_Exercise_.
Copy each line exactly. Drop every picture.

--- begin Supplied material ---

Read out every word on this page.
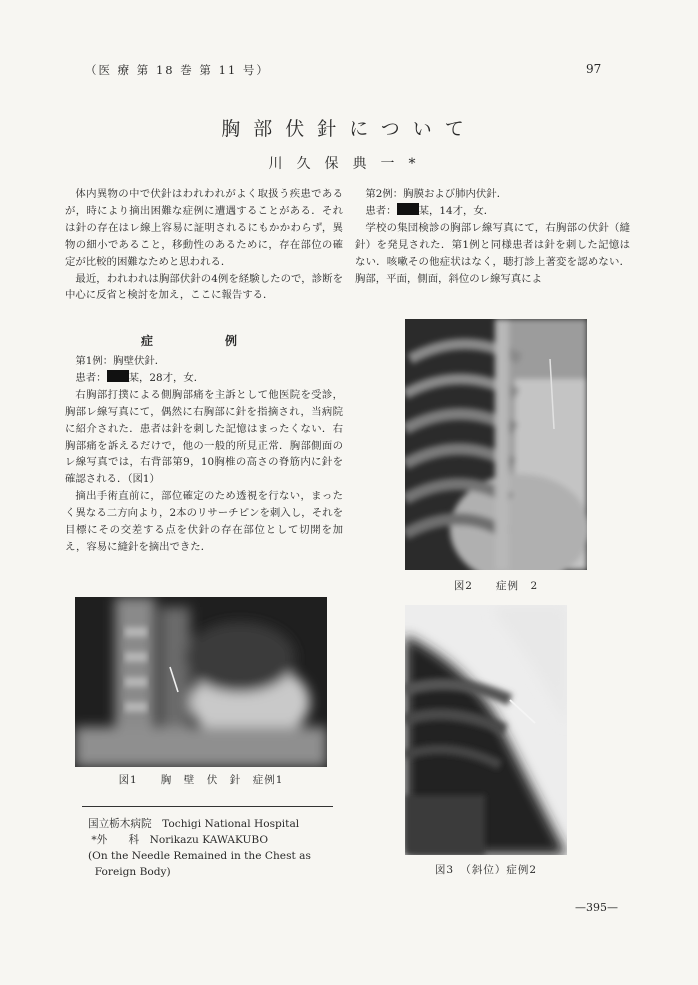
（医 療 第 18 巻 第 11 号）	97
胸部伏針について
川久保典一*

体内異物の中で伏針はわれわれがよく取扱う疾患であるが，時により摘出困難な症例に遭遇することがある．それは針の存在はレ線上容易に証明されるにもかかわらず，異物の細小であること，移動性のあるために，存在部位の確定が比較的困難なためと思われる．

最近，われわれは胸部伏針の4例を経験したので，診断を中心に反省と検討を加え，ここに報告する．

症　例

第1例：胸壁伏針．

患者： 某，28才，女．

右胸部打撲による側胸部痛を主訴として他医院を受診，胸部レ線写真にて，偶然に右胸部に針を指摘され，当病院に紹介された．患者は針を刺した記憶はまったくない．右胸部痛を訴えるだけで，他の一般的所見正常．胸部側面のレ線写真では，右背部第9，10胸椎の高さの脊筋内に針を確認される．（図1）

摘出手術直前に，部位確定のため透視を行ない，まったく異なる二方向より，2本のリサーチピンを刺入し，それを目標にその交差する点を伏針の存在部位として切開を加え，容易に縫針を摘出できた．

第2例：胸膜および肺内伏針．

患者： 某，14才，女．

学校の集団検診の胸部レ線写真にて，右胸部の伏針（縫針）を発見された．第1例と同様患者は針を刺した記憶はない．咳嗽その他症状はなく，聴打診上著変を認めない．胸部，平面，側面，斜位のレ線写真によ

図2　　症例　2
図1　　胸　壁　伏　針　症例1
図3　（斜位）症例2
国立栃木病院　Tochigi National Hospital
*外　　科　Norikazu KAWAKUBO
(On the Needle Remained in the Chest as
Foreign Body)
—395—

--- end Supplied material ---

_Task result_.
Read out every word on this page.
（医 療 第 18 巻 第 11 号）	97
胸部伏針について
川久保典一*

体内異物の中で伏針はわれわれがよく取扱う疾患であるが，時により摘出困難な症例に遭遇することがある．それは針の存在はレ線上容易に証明されるにもかかわらず，異物の細小であること，移動性のあるために，存在部位の確定が比較的困難なためと思われる．

最近，われわれは胸部伏針の4例を経験したので，診断を中心に反省と検討を加え，ここに報告する．

症　例

第1例：胸壁伏針．

患者： 某，28才，女．

右胸部打撲による側胸部痛を主訴として他医院を受診，胸部レ線写真にて，偶然に右胸部に針を指摘され，当病院に紹介された．患者は針を刺した記憶はまったくない．右胸部痛を訴えるだけで，他の一般的所見正常．胸部側面のレ線写真では，右背部第9，10胸椎の高さの脊筋内に針を確認される．（図1）

摘出手術直前に，部位確定のため透視を行ない，まったく異なる二方向より，2本のリサーチピンを刺入し，それを目標にその交差する点を伏針の存在部位として切開を加え，容易に縫針を摘出できた．

第2例：胸膜および肺内伏針．

患者： 某，14才，女．

学校の集団検診の胸部レ線写真にて，右胸部の伏針（縫針）を発見された．第1例と同様患者は針を刺した記憶はない．咳嗽その他症状はなく，聴打診上著変を認めない．胸部，平面，側面，斜位のレ線写真によ

図2　　症例　2
図1　　胸　壁　伏　針　症例1
図3　（斜位）症例2
国立栃木病院　Tochigi National Hospital
*外　　科　Norikazu KAWAKUBO
(On the Needle Remained in the Chest as
Foreign Body)
—395—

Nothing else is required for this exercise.